# TASK TO COMPLETE
Copy each line of the entries that contains the word "произведенномъ".
---
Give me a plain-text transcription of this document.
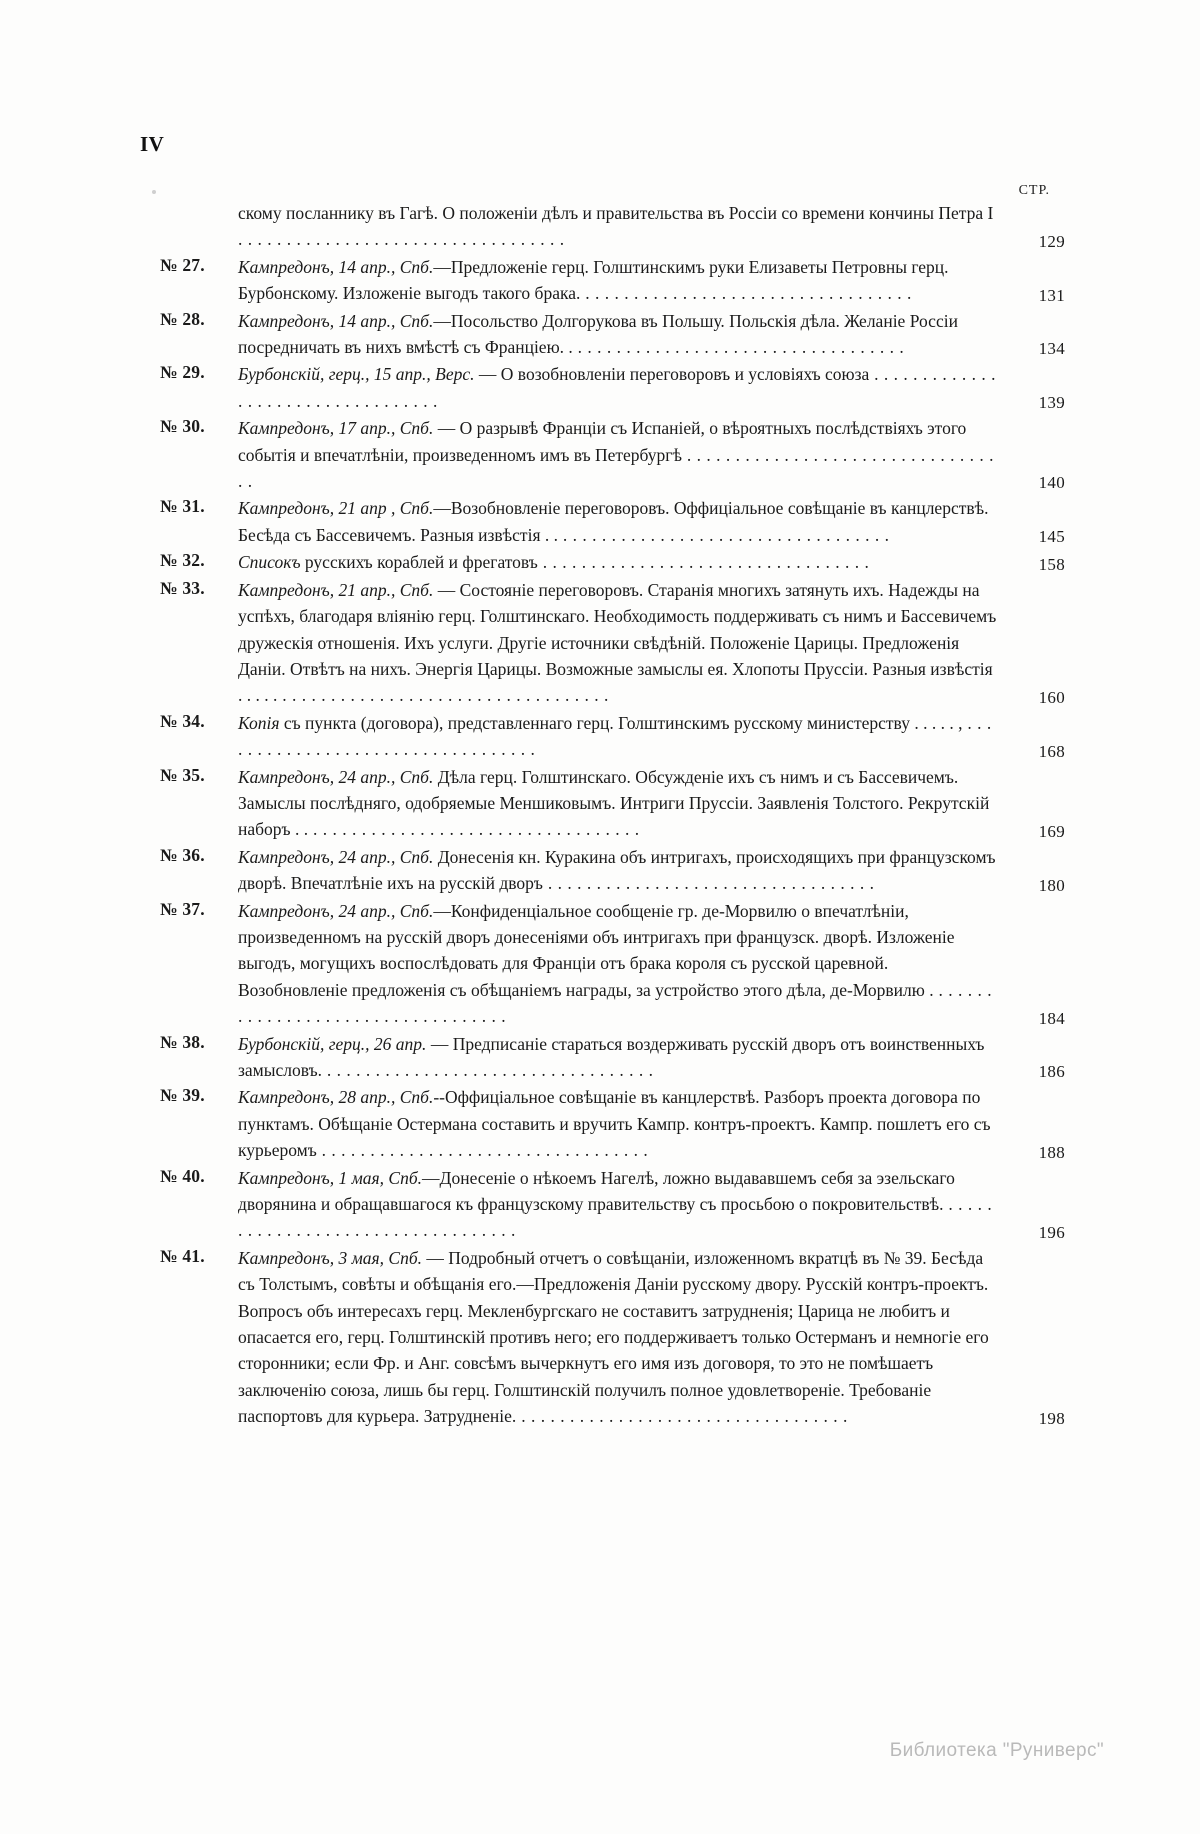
IV
СТР.
скому посланнику въ Гагѣ. О положеніи дѣлъ и правительства въ Россіи со времени кончины Петра I . . . . . . . . . . . . . . . . . . . . . . . . . . . . . . . . . .	129
№ 27.	Кампредонъ, 14 апр., Спб.—Предложеніе герц. Голштинскимъ руки Елизаветы Петровны герц. Бурбонскому. Изложеніе выгодъ такого брака. . . . . . . . . . . . . . . . . . . . . . . . . . . . . . . . . . .	131
№ 28.	Кампредонъ, 14 апр., Спб.—Посольство Долгорукова въ Польшу. Польскія дѣла. Желаніе Россіи посредничать въ нихъ вмѣстѣ съ Франціею. . . . . . . . . . . . . . . . . . . . . . . . . . . . . . . . . . . .	134
№ 29.	Бурбонскій, герц., 15 апр., Верс. — О возобновленіи переговоровъ и условіяхъ союза . . . . . . . . . . . . . . . . . . . . . . . . . . . . . . . . . .	139
№ 30.	Кампредонъ, 17 апр., Спб. — О разрывѣ Франціи съ Испаніей, о вѣроятныхъ послѣдствіяхъ этого событія и впечатлѣніи, произведенномъ имъ въ Петербургѣ . . . . . . . . . . . . . . . . . . . . . . . . . . . . . . . . . .	140
№ 31.	Кампредонъ, 21 апр , Спб.—Возобновленіе переговоровъ. Оффиціальное совѣщаніе въ канцлерствѣ. Бесѣда съ Бассевичемъ. Разныя извѣстія . . . . . . . . . . . . . . . . . . . . . . . . . . . . . . . . . . . .	145
№ 32.	Списокъ русскихъ кораблей и фрегатовъ . . . . . . . . . . . . . . . . . . . . . . . . . . . . . . . . . .	158
№ 33.	Кампредонъ, 21 апр., Спб. — Состояніе переговоровъ. Старанія многихъ затянуть ихъ. Надежды на успѣхъ, благодаря вліянію герц. Голштинскаго. Необходимость поддерживать съ нимъ и Бассевичемъ дружескія отношенія. Ихъ услуги. Другіе источники свѣдѣній. Положеніе Царицы. Предложенія Даніи. Отвѣтъ на нихъ. Энергія Царицы. Возможные замыслы ея. Хлопоты Пруссіи. Разныя извѣстія . . . . . . . . . . . . . . . . . . . . . . . . . . . . . . . . . . . . . . .	160
№ 34.	Копія съ пункта (договора), представленнаго герц. Голштинскимъ русскому министерству . . . . . , . . . . . . . . . . . . . . . . . . . . . . . . . . . . . . . . . .	168
№ 35.	Кампредонъ, 24 апр., Спб. Дѣла герц. Голштинскаго. Обсужденіе ихъ съ нимъ и съ Бассевичемъ. Замыслы послѣдняго, одобряемые Меншиковымъ. Интриги Пруссіи. Заявленія Толстого. Рекрутскій наборъ . . . . . . . . . . . . . . . . . . . . . . . . . . . . . . . . . . . .	169
№ 36.	Кампредонъ, 24 апр., Спб. Донесенія кн. Куракина объ интригахъ, происходящихъ при французскомъ дворѣ. Впечатлѣніе ихъ на русскій дворъ . . . . . . . . . . . . . . . . . . . . . . . . . . . . . . . . . .	180
№ 37.	Кампредонъ, 24 апр., Спб.—Конфиденціальное сообщеніе гр. де-Морвилю о впечатлѣніи, произведенномъ на русскій дворъ донесеніями объ интригахъ при французск. дворѣ. Изложеніе выгодъ, могущихъ воспослѣдовать для Франціи отъ брака короля съ русской царевной. Возобновленіе предложенія съ обѣщаніемъ награды, за устройство этого дѣла, де-Морвилю . . . . . . . . . . . . . . . . . . . . . . . . . . . . . . . . . . .	184
№ 38.	Бурбонскій, герц., 26 апр. — Предписаніе стараться воздерживать русскій дворъ отъ воинственныхъ замысловъ. . . . . . . . . . . . . . . . . . . . . . . . . . . . . . . . . . .	186
№ 39.	Кампредонъ, 28 апр., Спб.--Оффиціальное совѣщаніе въ канцлерствѣ. Разборъ проекта договора по пунктамъ. Обѣщаніе Остермана составить и вручить Кампр. контръ-проектъ. Кампр. пошлетъ его съ курьеромъ . . . . . . . . . . . . . . . . . . . . . . . . . . . . . . . . . .	188
№ 40.	Кампредонъ, 1 мая, Спб.—Донесеніе о нѣкоемъ Нагелѣ, ложно выдававшемъ себя за эзельскаго дворянина и обращавшагося къ французскому правительству съ просьбою о покровительствѣ. . . . . . . . . . . . . . . . . . . . . . . . . . . . . . . . . . .	196
№ 41.	Кампредонъ, 3 мая, Спб. — Подробный отчетъ о совѣщаніи, изложенномъ вкратцѣ въ № 39. Бесѣда съ Толстымъ, совѣты и обѣщанія его.—Предложенія Даніи русскому двору. Русскій контръ-проектъ. Вопросъ объ интересахъ герц. Мекленбургскаго не составитъ затрудненія; Царица не любитъ и опасается его, герц. Голштинскій противъ него; его поддерживаетъ только Остерманъ и немногіе его сторонники; если Фр. и Анг. совсѣмъ вычеркнутъ его имя изъ договоря, то это не помѣшаетъ заключенію союза, лишь бы герц. Голштинскій получилъ полное удовлетвореніе. Требованіе паспортовъ для курьера. Затрудненіе. . . . . . . . . . . . . . . . . . . . . . . . . . . . . . . . . . .	198
Библиотека "Руниверс"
---
# IN RESPONSE
№ 30.	Кампредонъ, 17 апр., Спб. — О разрывѣ Франціи съ Испаніей, о вѣроятныхъ послѣдствіяхъ этого событія и впечатлѣніи, произведенномъ имъ въ Петербургѣ . . . . . . . . . . . . . . . . . . . . . . . . . . . . . . . . . .	140
№ 37.	Кампредонъ, 24 апр., Спб.—Конфиденціальное сообщеніе гр. де-Морвилю о впечатлѣніи, произведенномъ на русскій дворъ донесеніями объ интригахъ при французск. дворѣ. Изложеніе выгодъ, могущихъ воспослѣдовать для Франціи отъ брака короля съ русской царевной. Возобновленіе предложенія съ обѣщаніемъ награды, за устройство этого дѣла, де-Морвилю . . . . . . . . . . . . . . . . . . . . . . . . . . . . . . . . . . .	184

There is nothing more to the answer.